Information provided:

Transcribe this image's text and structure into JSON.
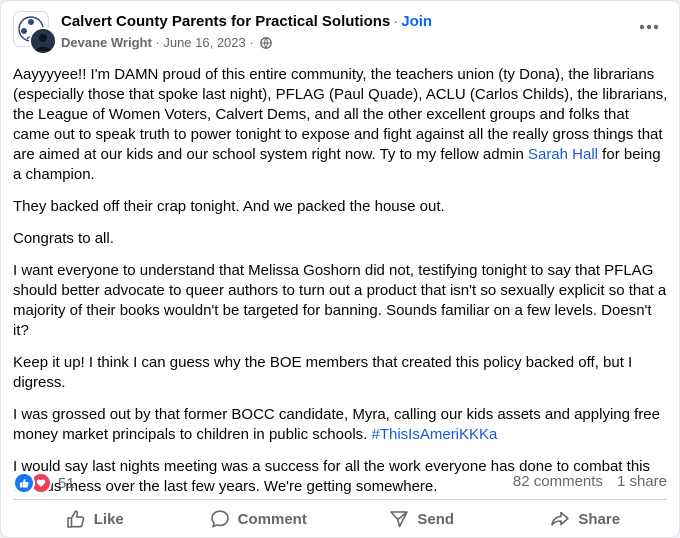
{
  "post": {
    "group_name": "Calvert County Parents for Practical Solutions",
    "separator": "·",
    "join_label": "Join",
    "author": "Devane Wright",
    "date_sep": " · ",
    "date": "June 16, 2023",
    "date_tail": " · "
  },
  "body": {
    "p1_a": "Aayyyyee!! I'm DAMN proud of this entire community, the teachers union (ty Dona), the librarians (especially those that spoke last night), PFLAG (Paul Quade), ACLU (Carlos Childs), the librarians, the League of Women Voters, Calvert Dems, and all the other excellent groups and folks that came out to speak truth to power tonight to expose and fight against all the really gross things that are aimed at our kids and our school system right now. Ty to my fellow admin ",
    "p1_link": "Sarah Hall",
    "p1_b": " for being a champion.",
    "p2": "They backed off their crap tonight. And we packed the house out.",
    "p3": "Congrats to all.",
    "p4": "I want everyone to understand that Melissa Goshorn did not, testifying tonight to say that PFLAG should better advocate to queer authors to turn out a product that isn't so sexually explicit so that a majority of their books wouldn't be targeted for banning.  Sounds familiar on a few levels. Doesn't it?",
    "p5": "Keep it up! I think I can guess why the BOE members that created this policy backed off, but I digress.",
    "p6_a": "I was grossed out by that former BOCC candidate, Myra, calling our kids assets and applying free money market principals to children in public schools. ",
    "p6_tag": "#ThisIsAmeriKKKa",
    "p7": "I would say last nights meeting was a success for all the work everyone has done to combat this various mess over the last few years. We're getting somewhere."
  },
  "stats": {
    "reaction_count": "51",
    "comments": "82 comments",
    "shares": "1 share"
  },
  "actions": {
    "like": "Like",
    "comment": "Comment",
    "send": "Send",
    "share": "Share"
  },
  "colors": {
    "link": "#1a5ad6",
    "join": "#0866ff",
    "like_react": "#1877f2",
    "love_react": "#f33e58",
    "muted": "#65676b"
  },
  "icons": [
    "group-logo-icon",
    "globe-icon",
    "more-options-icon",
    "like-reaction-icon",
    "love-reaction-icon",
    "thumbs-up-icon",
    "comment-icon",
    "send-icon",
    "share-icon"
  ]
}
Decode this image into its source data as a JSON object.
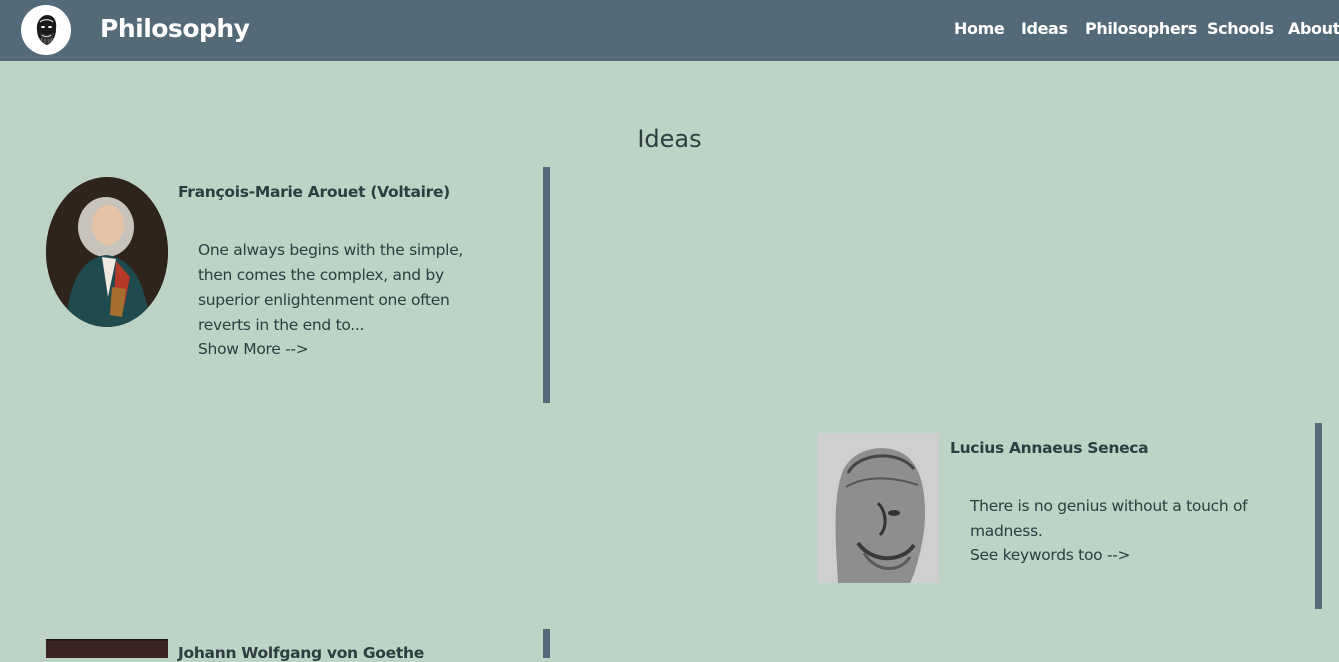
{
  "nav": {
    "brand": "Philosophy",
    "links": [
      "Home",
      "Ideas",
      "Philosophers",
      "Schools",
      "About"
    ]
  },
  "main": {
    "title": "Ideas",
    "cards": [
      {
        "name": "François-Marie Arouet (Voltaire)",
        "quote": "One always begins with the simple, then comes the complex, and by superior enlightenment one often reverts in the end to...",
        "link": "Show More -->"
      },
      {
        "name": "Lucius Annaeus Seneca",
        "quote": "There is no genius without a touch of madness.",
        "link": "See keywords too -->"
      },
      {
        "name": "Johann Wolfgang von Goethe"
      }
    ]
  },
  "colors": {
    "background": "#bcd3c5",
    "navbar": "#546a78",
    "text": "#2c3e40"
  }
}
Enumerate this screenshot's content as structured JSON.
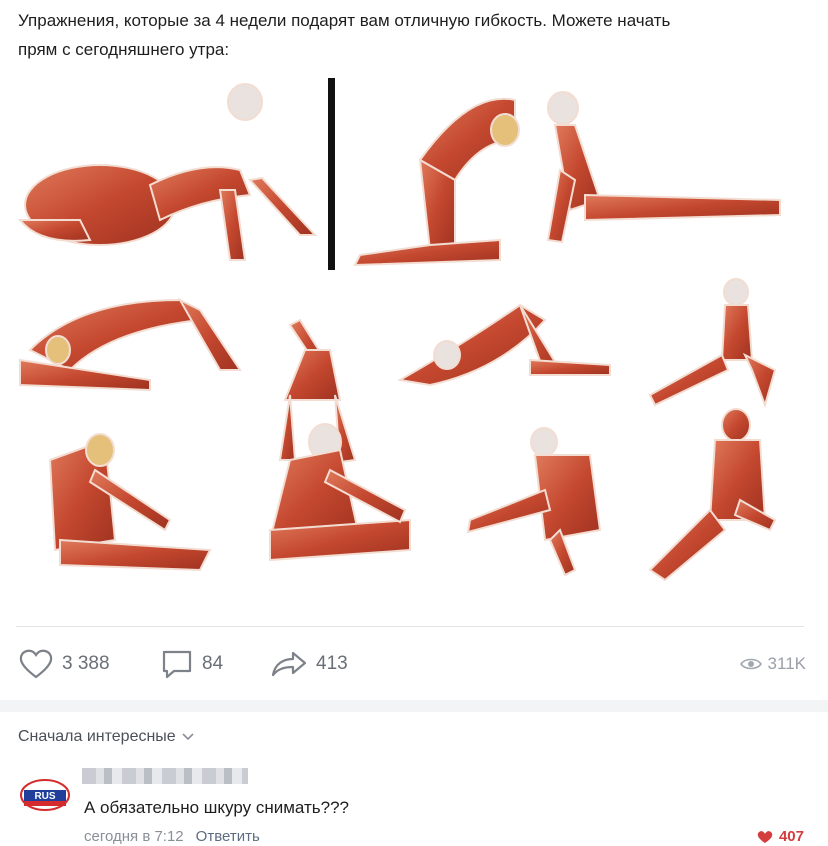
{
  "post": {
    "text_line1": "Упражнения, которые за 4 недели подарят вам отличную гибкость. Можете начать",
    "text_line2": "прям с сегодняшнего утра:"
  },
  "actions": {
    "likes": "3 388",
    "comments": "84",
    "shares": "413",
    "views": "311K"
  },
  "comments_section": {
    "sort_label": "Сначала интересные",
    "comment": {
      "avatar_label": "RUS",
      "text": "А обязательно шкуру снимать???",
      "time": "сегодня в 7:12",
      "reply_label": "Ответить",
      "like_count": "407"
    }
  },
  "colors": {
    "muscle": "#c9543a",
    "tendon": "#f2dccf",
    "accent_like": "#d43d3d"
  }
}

Short exercise:
Every entry should be returned exactly as written, minus the pictures.

Result of the task:
Transcribe this image's text and structure into JSON.
{
  "post": {
    "group_name": "Calvert County Parents for Practical Solutions",
    "separator": "·",
    "join_label": "Join",
    "author": "Devane Wright",
    "date_sep": " · ",
    "date": "June 16, 2023",
    "date_tail": " · "
  },
  "body": {
    "p1_a": "Aayyyyee!! I'm DAMN proud of this entire community, the teachers union (ty Dona), the librarians (especially those that spoke last night), PFLAG (Paul Quade), ACLU (Carlos Childs), the librarians, the League of Women Voters, Calvert Dems, and all the other excellent groups and folks that came out to speak truth to power tonight to expose and fight against all the really gross things that are aimed at our kids and our school system right now. Ty to my fellow admin ",
    "p1_link": "Sarah Hall",
    "p1_b": " for being a champion.",
    "p2": "They backed off their crap tonight. And we packed the house out.",
    "p3": "Congrats to all.",
    "p4": "I want everyone to understand that Melissa Goshorn did not, testifying tonight to say that PFLAG should better advocate to queer authors to turn out a product that isn't so sexually explicit so that a majority of their books wouldn't be targeted for banning.  Sounds familiar on a few levels. Doesn't it?",
    "p5": "Keep it up! I think I can guess why the BOE members that created this policy backed off, but I digress.",
    "p6_a": "I was grossed out by that former BOCC candidate, Myra, calling our kids assets and applying free money market principals to children in public schools. ",
    "p6_tag": "#ThisIsAmeriKKKa",
    "p7": "I would say last nights meeting was a success for all the work everyone has done to combat this various mess over the last few years. We're getting somewhere."
  },
  "stats": {
    "reaction_count": "51",
    "comments": "82 comments",
    "shares": "1 share"
  },
  "actions": {
    "like": "Like",
    "comment": "Comment",
    "send": "Send",
    "share": "Share"
  },
  "colors": {
    "link": "#1a5ad6",
    "join": "#0866ff",
    "like_react": "#1877f2",
    "love_react": "#f33e58",
    "muted": "#65676b"
  },
  "icons": [
    "group-logo-icon",
    "globe-icon",
    "more-options-icon",
    "like-reaction-icon",
    "love-reaction-icon",
    "thumbs-up-icon",
    "comment-icon",
    "send-icon",
    "share-icon"
  ]
}
Decode this image into its source data as a JSON object.
{
  "nav": {
    "brand": "Philosophy",
    "links": [
      "Home",
      "Ideas",
      "Philosophers",
      "Schools",
      "About"
    ]
  },
  "main": {
    "title": "Ideas",
    "cards": [
      {
        "name": "François-Marie Arouet (Voltaire)",
        "quote": "One always begins with the simple, then comes the complex, and by superior enlightenment one often reverts in the end to...",
        "link": "Show More -->"
      },
      {
        "name": "Lucius Annaeus Seneca",
        "quote": "There is no genius without a touch of madness.",
        "link": "See keywords too -->"
      },
      {
        "name": "Johann Wolfgang von Goethe"
      }
    ]
  },
  "colors": {
    "background": "#bcd3c5",
    "navbar": "#546a78",
    "text": "#2c3e40"
  }
}
Enumerate this screenshot's content as structured JSON.
{
  "post": {
    "text_line1": "Упражнения, которые за 4 недели подарят вам отличную гибкость. Можете начать",
    "text_line2": "прям с сегодняшнего утра:"
  },
  "actions": {
    "likes": "3 388",
    "comments": "84",
    "shares": "413",
    "views": "311K"
  },
  "comments_section": {
    "sort_label": "Сначала интересные",
    "comment": {
      "avatar_label": "RUS",
      "text": "А обязательно шкуру снимать???",
      "time": "сегодня в 7:12",
      "reply_label": "Ответить",
      "like_count": "407"
    }
  },
  "colors": {
    "muscle": "#c9543a",
    "tendon": "#f2dccf",
    "accent_like": "#d43d3d"
  }
}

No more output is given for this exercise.